-- begin INPUT MATERIAL --
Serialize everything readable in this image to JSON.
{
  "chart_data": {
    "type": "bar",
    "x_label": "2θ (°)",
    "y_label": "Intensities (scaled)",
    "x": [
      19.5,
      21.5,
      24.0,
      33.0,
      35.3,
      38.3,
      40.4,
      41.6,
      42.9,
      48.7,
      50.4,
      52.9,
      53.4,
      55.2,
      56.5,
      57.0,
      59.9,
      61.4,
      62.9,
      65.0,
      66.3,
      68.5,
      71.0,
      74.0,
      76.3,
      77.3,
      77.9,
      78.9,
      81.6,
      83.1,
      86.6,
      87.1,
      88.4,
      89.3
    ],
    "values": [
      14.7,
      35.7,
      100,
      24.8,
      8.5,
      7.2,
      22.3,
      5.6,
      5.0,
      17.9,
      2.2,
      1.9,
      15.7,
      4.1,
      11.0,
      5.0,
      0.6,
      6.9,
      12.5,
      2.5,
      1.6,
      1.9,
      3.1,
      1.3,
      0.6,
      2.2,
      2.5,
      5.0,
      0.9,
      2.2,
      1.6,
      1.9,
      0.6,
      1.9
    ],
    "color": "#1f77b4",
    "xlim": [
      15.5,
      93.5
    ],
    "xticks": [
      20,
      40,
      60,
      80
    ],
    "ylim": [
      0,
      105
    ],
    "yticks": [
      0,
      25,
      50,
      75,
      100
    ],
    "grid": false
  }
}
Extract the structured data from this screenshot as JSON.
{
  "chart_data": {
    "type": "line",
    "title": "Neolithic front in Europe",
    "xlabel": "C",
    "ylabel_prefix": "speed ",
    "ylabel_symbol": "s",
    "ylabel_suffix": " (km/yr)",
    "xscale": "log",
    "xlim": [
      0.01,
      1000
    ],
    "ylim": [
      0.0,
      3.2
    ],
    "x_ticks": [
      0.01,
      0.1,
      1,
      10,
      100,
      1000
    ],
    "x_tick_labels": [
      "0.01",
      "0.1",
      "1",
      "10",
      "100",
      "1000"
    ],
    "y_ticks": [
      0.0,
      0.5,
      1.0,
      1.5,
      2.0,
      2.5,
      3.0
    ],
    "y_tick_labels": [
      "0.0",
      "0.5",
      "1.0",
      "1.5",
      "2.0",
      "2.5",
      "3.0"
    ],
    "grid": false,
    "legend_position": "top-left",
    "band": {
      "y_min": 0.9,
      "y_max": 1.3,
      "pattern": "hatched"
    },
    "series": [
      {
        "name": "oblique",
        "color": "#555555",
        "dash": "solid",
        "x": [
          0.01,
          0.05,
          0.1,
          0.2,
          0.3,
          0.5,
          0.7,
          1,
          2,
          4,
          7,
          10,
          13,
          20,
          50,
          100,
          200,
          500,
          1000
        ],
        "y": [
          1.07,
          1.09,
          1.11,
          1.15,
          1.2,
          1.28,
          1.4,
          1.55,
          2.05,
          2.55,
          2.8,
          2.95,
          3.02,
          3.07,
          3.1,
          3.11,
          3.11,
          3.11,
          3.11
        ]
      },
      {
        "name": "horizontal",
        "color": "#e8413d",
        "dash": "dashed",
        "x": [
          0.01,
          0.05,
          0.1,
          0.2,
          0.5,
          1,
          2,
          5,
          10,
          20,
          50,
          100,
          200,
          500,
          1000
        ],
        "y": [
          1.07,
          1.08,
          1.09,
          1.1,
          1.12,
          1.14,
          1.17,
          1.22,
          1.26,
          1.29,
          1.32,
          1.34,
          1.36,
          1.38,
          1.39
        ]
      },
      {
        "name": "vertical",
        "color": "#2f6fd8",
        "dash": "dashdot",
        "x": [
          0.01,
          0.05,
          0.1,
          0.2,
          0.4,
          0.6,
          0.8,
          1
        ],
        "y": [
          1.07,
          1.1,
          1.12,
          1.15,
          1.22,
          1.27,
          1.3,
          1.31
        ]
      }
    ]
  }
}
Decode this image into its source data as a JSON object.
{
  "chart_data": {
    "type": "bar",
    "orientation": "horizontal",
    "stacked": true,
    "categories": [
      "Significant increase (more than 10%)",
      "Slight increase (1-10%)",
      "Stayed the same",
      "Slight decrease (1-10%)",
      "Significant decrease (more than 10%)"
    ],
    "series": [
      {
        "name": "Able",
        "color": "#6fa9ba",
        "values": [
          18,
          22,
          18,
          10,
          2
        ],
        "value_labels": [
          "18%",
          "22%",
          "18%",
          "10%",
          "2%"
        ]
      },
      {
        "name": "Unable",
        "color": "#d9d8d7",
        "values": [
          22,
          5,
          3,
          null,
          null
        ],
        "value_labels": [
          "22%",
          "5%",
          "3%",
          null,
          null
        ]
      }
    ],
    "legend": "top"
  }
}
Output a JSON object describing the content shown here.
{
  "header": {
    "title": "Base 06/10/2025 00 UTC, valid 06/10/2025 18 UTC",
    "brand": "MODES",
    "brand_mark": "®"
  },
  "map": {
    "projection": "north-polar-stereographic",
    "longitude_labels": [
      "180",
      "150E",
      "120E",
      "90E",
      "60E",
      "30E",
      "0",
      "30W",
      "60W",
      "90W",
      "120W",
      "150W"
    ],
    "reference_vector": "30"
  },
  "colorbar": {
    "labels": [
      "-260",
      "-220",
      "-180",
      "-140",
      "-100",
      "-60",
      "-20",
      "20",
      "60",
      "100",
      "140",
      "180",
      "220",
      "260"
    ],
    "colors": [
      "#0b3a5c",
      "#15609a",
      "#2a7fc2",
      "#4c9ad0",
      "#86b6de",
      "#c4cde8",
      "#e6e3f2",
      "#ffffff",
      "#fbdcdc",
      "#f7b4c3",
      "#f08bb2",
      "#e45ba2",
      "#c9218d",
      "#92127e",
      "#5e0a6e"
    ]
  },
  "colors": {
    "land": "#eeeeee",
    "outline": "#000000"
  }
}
-- end INPUT MATERIAL --
Look through the data above. Each line containing the word "Slight" needs to be copied.

EXERCISE OUTPUT:
      "Slight increase (1-10%)",
      "Slight decrease (1-10%)",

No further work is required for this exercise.